## Record list
-- -- --

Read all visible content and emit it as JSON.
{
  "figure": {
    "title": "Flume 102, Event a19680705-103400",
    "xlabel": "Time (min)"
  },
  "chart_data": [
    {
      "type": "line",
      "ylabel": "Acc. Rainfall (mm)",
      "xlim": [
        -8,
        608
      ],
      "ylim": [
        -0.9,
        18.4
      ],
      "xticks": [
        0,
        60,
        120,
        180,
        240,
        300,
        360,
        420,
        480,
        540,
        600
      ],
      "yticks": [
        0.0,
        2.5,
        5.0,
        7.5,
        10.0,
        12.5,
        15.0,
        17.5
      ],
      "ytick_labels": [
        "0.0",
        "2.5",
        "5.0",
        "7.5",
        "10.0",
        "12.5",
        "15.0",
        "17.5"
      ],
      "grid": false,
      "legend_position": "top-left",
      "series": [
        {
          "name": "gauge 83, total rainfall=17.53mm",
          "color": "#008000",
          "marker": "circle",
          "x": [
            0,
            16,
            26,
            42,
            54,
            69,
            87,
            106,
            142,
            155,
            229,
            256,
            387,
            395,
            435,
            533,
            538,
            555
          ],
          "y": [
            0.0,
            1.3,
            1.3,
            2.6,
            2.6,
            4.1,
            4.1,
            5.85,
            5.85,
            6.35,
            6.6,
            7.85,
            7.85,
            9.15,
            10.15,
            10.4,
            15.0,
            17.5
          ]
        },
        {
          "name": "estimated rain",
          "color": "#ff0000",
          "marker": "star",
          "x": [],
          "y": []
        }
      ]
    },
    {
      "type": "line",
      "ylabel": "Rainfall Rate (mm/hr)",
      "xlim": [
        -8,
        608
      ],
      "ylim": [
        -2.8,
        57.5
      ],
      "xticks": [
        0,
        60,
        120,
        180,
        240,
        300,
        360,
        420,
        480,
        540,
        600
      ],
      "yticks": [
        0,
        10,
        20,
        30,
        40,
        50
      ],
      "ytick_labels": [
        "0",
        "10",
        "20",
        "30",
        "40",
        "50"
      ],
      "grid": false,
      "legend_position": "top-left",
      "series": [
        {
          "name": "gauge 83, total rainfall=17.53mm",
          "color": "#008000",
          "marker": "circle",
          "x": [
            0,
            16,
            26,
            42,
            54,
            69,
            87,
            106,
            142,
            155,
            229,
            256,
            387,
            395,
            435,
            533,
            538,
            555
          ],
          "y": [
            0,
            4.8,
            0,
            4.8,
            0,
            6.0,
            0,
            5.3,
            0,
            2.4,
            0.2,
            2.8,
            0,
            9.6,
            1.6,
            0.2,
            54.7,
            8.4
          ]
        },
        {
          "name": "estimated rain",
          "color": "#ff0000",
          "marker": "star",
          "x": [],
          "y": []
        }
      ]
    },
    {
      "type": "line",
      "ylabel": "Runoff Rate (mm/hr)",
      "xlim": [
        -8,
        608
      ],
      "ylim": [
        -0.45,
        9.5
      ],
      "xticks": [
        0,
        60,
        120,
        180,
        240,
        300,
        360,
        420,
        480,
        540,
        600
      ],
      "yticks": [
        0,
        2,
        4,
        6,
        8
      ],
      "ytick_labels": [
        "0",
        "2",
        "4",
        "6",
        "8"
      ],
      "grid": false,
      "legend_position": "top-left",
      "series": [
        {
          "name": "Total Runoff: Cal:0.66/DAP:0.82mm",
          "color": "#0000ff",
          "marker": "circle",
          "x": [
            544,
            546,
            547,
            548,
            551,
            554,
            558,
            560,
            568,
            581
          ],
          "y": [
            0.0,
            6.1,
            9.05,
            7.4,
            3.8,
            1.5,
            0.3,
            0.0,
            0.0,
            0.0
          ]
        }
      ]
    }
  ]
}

-- -- --

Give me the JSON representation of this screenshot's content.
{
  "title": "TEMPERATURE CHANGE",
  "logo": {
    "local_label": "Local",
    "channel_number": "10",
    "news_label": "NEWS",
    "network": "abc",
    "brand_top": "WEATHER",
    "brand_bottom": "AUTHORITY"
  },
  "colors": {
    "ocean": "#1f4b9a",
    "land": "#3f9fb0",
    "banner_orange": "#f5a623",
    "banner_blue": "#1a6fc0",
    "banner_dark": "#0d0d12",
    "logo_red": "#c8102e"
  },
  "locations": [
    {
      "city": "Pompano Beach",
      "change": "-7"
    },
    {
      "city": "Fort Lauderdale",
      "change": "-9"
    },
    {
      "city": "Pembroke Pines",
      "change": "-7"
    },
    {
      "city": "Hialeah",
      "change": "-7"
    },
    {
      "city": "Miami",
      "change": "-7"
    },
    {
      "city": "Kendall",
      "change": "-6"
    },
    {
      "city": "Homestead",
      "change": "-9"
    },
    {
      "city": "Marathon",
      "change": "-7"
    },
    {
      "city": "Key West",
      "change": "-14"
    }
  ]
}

-- -- --

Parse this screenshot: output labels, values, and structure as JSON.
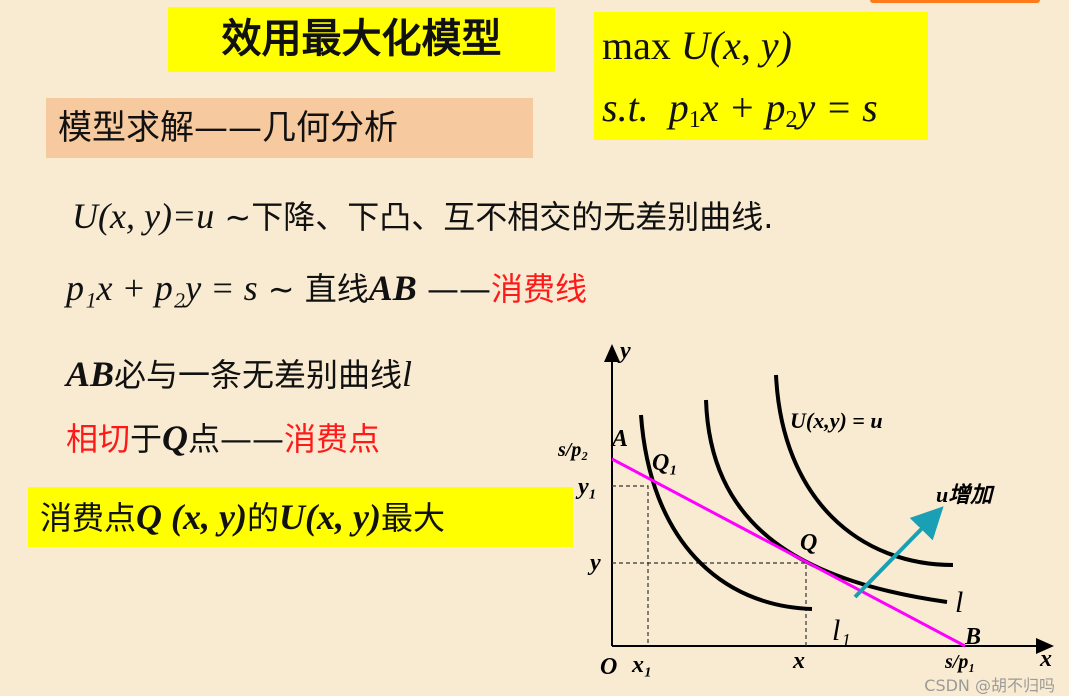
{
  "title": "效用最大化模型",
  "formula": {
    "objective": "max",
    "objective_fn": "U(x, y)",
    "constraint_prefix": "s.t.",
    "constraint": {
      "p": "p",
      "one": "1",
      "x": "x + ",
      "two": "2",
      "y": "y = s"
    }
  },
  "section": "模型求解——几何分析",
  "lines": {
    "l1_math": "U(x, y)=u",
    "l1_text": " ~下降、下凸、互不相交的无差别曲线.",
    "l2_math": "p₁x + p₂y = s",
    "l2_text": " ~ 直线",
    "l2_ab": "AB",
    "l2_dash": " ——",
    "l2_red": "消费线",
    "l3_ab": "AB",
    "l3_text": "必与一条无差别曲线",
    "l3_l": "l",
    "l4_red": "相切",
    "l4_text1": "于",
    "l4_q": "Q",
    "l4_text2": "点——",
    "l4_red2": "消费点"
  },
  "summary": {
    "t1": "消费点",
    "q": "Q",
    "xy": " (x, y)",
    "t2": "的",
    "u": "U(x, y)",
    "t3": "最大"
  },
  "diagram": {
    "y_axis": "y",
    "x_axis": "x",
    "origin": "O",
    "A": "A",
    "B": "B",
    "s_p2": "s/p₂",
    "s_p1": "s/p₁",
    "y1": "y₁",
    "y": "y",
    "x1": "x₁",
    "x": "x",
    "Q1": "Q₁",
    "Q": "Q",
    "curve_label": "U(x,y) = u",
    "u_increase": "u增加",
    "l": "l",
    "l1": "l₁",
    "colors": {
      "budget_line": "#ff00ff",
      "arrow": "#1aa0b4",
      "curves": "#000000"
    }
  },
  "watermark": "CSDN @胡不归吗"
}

-- -- --

## Stated problem
Identify each line in the records above containing the word "Runoff"; copy those lines.

## The result
      "ylabel": "Runoff Rate (mm/hr)",
          "name": "Total Runoff: Cal:0.66/DAP:0.82mm",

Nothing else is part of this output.